Begin Records supplied

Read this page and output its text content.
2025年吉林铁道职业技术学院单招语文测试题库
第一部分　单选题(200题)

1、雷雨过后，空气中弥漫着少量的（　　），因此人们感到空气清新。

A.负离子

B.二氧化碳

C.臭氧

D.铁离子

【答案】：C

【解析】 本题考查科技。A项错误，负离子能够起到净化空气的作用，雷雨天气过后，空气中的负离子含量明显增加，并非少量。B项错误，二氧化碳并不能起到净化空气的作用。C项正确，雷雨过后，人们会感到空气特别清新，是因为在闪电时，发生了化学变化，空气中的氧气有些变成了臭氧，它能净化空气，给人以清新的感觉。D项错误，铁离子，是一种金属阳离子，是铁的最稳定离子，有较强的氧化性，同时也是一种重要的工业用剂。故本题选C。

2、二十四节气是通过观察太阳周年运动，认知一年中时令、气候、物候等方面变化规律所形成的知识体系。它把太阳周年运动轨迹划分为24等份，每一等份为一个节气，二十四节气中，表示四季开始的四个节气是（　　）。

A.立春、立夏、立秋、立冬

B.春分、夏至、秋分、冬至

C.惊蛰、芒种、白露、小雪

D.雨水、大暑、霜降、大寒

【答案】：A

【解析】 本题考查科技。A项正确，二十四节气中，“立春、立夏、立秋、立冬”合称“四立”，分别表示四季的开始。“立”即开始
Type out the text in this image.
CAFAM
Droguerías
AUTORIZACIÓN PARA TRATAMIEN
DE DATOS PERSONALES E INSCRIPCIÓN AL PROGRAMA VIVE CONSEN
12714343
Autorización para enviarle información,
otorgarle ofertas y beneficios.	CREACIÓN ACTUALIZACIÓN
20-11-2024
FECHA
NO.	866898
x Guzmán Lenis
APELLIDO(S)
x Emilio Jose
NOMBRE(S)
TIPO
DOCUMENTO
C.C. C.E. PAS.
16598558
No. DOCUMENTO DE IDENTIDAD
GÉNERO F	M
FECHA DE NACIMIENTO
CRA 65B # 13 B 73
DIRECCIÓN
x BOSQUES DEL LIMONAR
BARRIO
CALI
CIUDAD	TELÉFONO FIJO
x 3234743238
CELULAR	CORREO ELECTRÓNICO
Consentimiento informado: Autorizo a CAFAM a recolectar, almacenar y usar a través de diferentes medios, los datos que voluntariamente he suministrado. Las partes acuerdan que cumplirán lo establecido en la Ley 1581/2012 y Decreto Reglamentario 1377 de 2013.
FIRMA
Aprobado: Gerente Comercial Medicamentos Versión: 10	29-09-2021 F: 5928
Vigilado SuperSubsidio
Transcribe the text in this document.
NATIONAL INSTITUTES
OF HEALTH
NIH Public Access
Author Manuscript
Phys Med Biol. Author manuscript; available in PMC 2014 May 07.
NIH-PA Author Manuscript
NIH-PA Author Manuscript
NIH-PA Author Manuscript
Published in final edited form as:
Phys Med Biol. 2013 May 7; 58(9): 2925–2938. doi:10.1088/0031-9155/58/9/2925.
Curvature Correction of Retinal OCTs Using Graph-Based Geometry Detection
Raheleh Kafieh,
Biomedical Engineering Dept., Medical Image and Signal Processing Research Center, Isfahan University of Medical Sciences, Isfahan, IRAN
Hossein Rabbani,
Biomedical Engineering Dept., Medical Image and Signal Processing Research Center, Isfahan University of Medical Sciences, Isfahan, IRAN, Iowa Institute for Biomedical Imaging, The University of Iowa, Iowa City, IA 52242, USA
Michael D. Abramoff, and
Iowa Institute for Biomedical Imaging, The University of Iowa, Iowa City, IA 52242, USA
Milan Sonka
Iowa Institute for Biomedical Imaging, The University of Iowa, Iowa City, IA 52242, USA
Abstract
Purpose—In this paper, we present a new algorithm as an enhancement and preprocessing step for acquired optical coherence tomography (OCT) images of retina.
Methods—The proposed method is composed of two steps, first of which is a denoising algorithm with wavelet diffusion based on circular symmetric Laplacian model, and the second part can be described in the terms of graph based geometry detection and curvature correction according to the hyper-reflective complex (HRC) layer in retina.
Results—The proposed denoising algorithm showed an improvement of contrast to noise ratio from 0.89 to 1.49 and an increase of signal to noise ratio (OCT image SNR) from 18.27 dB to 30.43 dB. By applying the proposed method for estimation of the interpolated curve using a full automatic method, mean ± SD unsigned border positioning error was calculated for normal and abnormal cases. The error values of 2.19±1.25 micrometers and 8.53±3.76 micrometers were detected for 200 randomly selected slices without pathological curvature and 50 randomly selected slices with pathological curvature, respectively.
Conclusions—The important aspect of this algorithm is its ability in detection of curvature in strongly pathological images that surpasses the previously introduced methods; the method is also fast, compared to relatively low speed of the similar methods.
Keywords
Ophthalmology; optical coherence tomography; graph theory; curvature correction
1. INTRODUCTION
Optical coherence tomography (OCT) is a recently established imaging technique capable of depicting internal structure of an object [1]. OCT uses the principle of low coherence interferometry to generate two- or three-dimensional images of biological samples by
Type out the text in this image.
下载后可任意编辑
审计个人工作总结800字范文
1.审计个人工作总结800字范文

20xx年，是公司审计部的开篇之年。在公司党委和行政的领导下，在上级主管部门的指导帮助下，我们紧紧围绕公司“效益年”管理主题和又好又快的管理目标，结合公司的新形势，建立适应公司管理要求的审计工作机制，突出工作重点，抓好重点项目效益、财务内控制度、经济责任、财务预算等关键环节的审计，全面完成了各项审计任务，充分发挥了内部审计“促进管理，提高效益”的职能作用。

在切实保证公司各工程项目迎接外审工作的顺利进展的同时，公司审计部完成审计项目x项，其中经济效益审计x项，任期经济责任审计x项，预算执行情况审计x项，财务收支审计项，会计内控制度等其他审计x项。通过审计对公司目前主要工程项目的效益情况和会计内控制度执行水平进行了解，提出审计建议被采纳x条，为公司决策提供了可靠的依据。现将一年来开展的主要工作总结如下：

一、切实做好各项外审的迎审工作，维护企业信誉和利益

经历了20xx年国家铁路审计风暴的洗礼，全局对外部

End Records supplied

- [Brief]
Write out every line of the records exactly.

- [Response below]
Read this page and output its text content.
2025年吉林铁道职业技术学院单招语文测试题库
第一部分　单选题(200题)

1、雷雨过后，空气中弥漫着少量的（　　），因此人们感到空气清新。

A.负离子

B.二氧化碳

C.臭氧

D.铁离子

【答案】：C

【解析】 本题考查科技。A项错误，负离子能够起到净化空气的作用，雷雨天气过后，空气中的负离子含量明显增加，并非少量。B项错误，二氧化碳并不能起到净化空气的作用。C项正确，雷雨过后，人们会感到空气特别清新，是因为在闪电时，发生了化学变化，空气中的氧气有些变成了臭氧，它能净化空气，给人以清新的感觉。D项错误，铁离子，是一种金属阳离子，是铁的最稳定离子，有较强的氧化性，同时也是一种重要的工业用剂。故本题选C。

2、二十四节气是通过观察太阳周年运动，认知一年中时令、气候、物候等方面变化规律所形成的知识体系。它把太阳周年运动轨迹划分为24等份，每一等份为一个节气，二十四节气中，表示四季开始的四个节气是（　　）。

A.立春、立夏、立秋、立冬

B.春分、夏至、秋分、冬至

C.惊蛰、芒种、白露、小雪

D.雨水、大暑、霜降、大寒

【答案】：A

【解析】 本题考查科技。A项正确，二十四节气中，“立春、立夏、立秋、立冬”合称“四立”，分别表示四季的开始。“立”即开始
Type out the text in this image.
CAFAM
Droguerías
AUTORIZACIÓN PARA TRATAMIEN
DE DATOS PERSONALES E INSCRIPCIÓN AL PROGRAMA VIVE CONSEN
12714343
Autorización para enviarle información,
otorgarle ofertas y beneficios.	CREACIÓN ACTUALIZACIÓN
20-11-2024
FECHA
NO.	866898
x Guzmán Lenis
APELLIDO(S)
x Emilio Jose
NOMBRE(S)
TIPO
DOCUMENTO
C.C. C.E. PAS.
16598558
No. DOCUMENTO DE IDENTIDAD
GÉNERO F	M
FECHA DE NACIMIENTO
CRA 65B # 13 B 73
DIRECCIÓN
x BOSQUES DEL LIMONAR
BARRIO
CALI
CIUDAD	TELÉFONO FIJO
x 3234743238
CELULAR	CORREO ELECTRÓNICO
Consentimiento informado: Autorizo a CAFAM a recolectar, almacenar y usar a través de diferentes medios, los datos que voluntariamente he suministrado. Las partes acuerdan que cumplirán lo establecido en la Ley 1581/2012 y Decreto Reglamentario 1377 de 2013.
FIRMA
Aprobado: Gerente Comercial Medicamentos Versión: 10	29-09-2021 F: 5928
Vigilado SuperSubsidio
Transcribe the text in this document.
NATIONAL INSTITUTES
OF HEALTH
NIH Public Access
Author Manuscript
Phys Med Biol. Author manuscript; available in PMC 2014 May 07.
NIH-PA Author Manuscript
NIH-PA Author Manuscript
NIH-PA Author Manuscript
Published in final edited form as:
Phys Med Biol. 2013 May 7; 58(9): 2925–2938. doi:10.1088/0031-9155/58/9/2925.
Curvature Correction of Retinal OCTs Using Graph-Based Geometry Detection
Raheleh Kafieh,
Biomedical Engineering Dept., Medical Image and Signal Processing Research Center, Isfahan University of Medical Sciences, Isfahan, IRAN
Hossein Rabbani,
Biomedical Engineering Dept., Medical Image and Signal Processing Research Center, Isfahan University of Medical Sciences, Isfahan, IRAN, Iowa Institute for Biomedical Imaging, The University of Iowa, Iowa City, IA 52242, USA
Michael D. Abramoff, and
Iowa Institute for Biomedical Imaging, The University of Iowa, Iowa City, IA 52242, USA
Milan Sonka
Iowa Institute for Biomedical Imaging, The University of Iowa, Iowa City, IA 52242, USA
Abstract
Purpose—In this paper, we present a new algorithm as an enhancement and preprocessing step for acquired optical coherence tomography (OCT) images of retina.
Methods—The proposed method is composed of two steps, first of which is a denoising algorithm with wavelet diffusion based on circular symmetric Laplacian model, and the second part can be described in the terms of graph based geometry detection and curvature correction according to the hyper-reflective complex (HRC) layer in retina.
Results—The proposed denoising algorithm showed an improvement of contrast to noise ratio from 0.89 to 1.49 and an increase of signal to noise ratio (OCT image SNR) from 18.27 dB to 30.43 dB. By applying the proposed method for estimation of the interpolated curve using a full automatic method, mean ± SD unsigned border positioning error was calculated for normal and abnormal cases. The error values of 2.19±1.25 micrometers and 8.53±3.76 micrometers were detected for 200 randomly selected slices without pathological curvature and 50 randomly selected slices with pathological curvature, respectively.
Conclusions—The important aspect of this algorithm is its ability in detection of curvature in strongly pathological images that surpasses the previously introduced methods; the method is also fast, compared to relatively low speed of the similar methods.
Keywords
Ophthalmology; optical coherence tomography; graph theory; curvature correction
1. INTRODUCTION
Optical coherence tomography (OCT) is a recently established imaging technique capable of depicting internal structure of an object [1]. OCT uses the principle of low coherence interferometry to generate two- or three-dimensional images of biological samples by
Type out the text in this image.
下载后可任意编辑
审计个人工作总结800字范文
1.审计个人工作总结800字范文

20xx年，是公司审计部的开篇之年。在公司党委和行政的领导下，在上级主管部门的指导帮助下，我们紧紧围绕公司“效益年”管理主题和又好又快的管理目标，结合公司的新形势，建立适应公司管理要求的审计工作机制，突出工作重点，抓好重点项目效益、财务内控制度、经济责任、财务预算等关键环节的审计，全面完成了各项审计任务，充分发挥了内部审计“促进管理，提高效益”的职能作用。

在切实保证公司各工程项目迎接外审工作的顺利进展的同时，公司审计部完成审计项目x项，其中经济效益审计x项，任期经济责任审计x项，预算执行情况审计x项，财务收支审计项，会计内控制度等其他审计x项。通过审计对公司目前主要工程项目的效益情况和会计内控制度执行水平进行了解，提出审计建议被采纳x条，为公司决策提供了可靠的依据。现将一年来开展的主要工作总结如下：

一、切实做好各项外审的迎审工作，维护企业信誉和利益

经历了20xx年国家铁路审计风暴的洗礼，全局对外部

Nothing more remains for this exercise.